Exercise instructions:
A – In the passage on base station handover, change "local base station" to "mobile base station" and write out the part from "In block 640, the" up to and including "another responding unit.".
B – Pull out every line of the entries that contains the string "赣州市青志联关于公开招聘工作".

Text to read:

In block 640, the local base station is moved to the at least the second portion of the area of the incident location. In other words, the vehicle including the local base station is moved to a portion of the incident area that has not already been occupied by another responding unit.

In block 645, the local base station is activated using the received second allocation of RF spectrum and transmission operational parameters. Just as above, the local base station is activated using the grant that was provided for the second allocation (e.g. the second portion of the incident location area).

In block 650, interoperability is established between the local base station and the second local base station based on the first and second allocation of RF spectrum and transmission operational parameters. The interoperability allows the portable radio to seamlessly handover between the local base station and the second local base station. In other words, the portable radio is able to handover between the local base stations. For example, if a portable radio associated with one vehicle located in the first portion of the incident area should move to a second portion of the incident area that is covered by a different vehicle, the portable radio would be able to seamlessly handover from the first broadband equipped mobile radio to the second broadband equipped mobile radio.

(Collected data entries)
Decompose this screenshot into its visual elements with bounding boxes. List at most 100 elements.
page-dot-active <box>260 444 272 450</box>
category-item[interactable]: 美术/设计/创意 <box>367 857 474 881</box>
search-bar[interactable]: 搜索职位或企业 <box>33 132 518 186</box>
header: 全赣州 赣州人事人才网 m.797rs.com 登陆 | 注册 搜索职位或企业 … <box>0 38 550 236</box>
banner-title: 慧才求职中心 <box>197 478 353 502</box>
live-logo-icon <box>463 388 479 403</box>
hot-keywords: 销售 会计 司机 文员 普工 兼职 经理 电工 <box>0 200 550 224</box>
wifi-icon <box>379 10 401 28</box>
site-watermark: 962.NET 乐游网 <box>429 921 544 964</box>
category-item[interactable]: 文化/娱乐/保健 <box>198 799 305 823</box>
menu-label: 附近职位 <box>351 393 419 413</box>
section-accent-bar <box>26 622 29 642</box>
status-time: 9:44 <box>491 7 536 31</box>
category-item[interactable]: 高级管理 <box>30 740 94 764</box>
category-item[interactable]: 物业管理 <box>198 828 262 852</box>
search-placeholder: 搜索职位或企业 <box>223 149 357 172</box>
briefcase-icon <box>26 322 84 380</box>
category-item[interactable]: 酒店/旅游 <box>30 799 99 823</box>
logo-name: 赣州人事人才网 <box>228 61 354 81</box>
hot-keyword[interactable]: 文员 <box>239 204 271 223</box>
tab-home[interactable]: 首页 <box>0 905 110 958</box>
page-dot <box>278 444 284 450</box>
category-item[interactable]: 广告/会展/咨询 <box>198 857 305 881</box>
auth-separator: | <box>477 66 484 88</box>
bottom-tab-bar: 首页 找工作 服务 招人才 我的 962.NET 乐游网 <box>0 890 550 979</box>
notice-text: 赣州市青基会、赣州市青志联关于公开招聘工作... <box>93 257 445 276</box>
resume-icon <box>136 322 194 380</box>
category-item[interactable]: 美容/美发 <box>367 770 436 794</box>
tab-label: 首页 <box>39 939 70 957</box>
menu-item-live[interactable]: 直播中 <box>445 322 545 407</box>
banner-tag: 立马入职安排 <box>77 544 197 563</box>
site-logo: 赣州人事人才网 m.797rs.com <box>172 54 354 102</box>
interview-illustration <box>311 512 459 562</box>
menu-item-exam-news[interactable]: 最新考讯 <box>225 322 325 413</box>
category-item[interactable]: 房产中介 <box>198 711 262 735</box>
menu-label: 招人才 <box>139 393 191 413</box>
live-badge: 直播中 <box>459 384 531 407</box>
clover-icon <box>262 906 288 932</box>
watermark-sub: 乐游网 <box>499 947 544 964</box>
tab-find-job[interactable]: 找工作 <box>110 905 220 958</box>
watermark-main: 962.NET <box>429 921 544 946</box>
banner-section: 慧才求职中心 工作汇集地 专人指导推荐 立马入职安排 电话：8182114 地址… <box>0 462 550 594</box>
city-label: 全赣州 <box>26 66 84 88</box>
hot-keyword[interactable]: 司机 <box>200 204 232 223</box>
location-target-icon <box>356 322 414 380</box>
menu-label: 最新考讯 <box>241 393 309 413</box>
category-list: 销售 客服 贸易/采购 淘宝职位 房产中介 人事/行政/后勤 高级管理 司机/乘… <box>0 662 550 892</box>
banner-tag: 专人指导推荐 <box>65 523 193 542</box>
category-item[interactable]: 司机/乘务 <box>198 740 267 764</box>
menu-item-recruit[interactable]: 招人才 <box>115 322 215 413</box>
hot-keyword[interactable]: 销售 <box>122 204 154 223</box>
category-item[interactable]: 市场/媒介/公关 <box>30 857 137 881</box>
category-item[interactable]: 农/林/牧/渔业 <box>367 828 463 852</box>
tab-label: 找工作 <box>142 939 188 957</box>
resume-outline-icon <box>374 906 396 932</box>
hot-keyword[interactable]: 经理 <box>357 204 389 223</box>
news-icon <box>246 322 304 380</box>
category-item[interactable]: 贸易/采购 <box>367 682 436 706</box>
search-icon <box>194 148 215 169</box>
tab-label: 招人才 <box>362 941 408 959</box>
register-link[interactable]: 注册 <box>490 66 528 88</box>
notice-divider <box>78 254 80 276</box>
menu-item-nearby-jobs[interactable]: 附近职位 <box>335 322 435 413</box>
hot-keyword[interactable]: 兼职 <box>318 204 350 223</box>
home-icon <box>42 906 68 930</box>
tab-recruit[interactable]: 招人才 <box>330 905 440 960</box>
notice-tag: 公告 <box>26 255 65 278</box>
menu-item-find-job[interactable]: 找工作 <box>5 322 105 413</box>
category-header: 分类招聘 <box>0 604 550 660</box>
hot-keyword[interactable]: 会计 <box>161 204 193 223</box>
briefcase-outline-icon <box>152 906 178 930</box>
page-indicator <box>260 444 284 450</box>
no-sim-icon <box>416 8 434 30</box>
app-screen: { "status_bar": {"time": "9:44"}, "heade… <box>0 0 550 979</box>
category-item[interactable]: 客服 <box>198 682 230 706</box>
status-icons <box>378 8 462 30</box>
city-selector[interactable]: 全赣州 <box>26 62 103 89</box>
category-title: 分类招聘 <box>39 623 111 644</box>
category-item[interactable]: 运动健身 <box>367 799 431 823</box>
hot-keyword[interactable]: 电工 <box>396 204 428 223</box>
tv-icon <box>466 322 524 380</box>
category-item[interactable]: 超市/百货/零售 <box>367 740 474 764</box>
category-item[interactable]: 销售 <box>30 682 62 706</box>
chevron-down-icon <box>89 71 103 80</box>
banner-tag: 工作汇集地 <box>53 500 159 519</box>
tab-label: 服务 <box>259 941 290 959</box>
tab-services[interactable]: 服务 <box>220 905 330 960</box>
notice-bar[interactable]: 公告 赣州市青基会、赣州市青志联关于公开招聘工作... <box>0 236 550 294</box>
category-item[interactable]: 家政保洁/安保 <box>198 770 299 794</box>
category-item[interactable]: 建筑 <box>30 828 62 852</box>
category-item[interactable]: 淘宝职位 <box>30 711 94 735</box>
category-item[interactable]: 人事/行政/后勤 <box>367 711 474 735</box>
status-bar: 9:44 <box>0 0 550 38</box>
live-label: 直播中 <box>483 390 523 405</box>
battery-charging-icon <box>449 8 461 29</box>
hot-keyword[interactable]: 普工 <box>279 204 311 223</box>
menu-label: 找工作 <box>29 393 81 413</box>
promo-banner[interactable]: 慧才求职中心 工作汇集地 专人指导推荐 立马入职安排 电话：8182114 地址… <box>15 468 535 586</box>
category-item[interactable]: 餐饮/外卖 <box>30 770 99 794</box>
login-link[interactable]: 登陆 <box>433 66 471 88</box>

Results of the tasks:
A –
In block 640, the mobile base station is moved to the at least the second portion of the area of the incident location. In other words, the vehicle including the mobile base station is moved to a portion of the incident area that has not already been occupied by another responding unit.

B –
notice-text: 赣州市青基会、赣州市青志联关于公开招聘工作... <box>93 257 445 276</box>
notice-bar[interactable]: 公告 赣州市青基会、赣州市青志联关于公开招聘工作... <box>0 236 550 294</box>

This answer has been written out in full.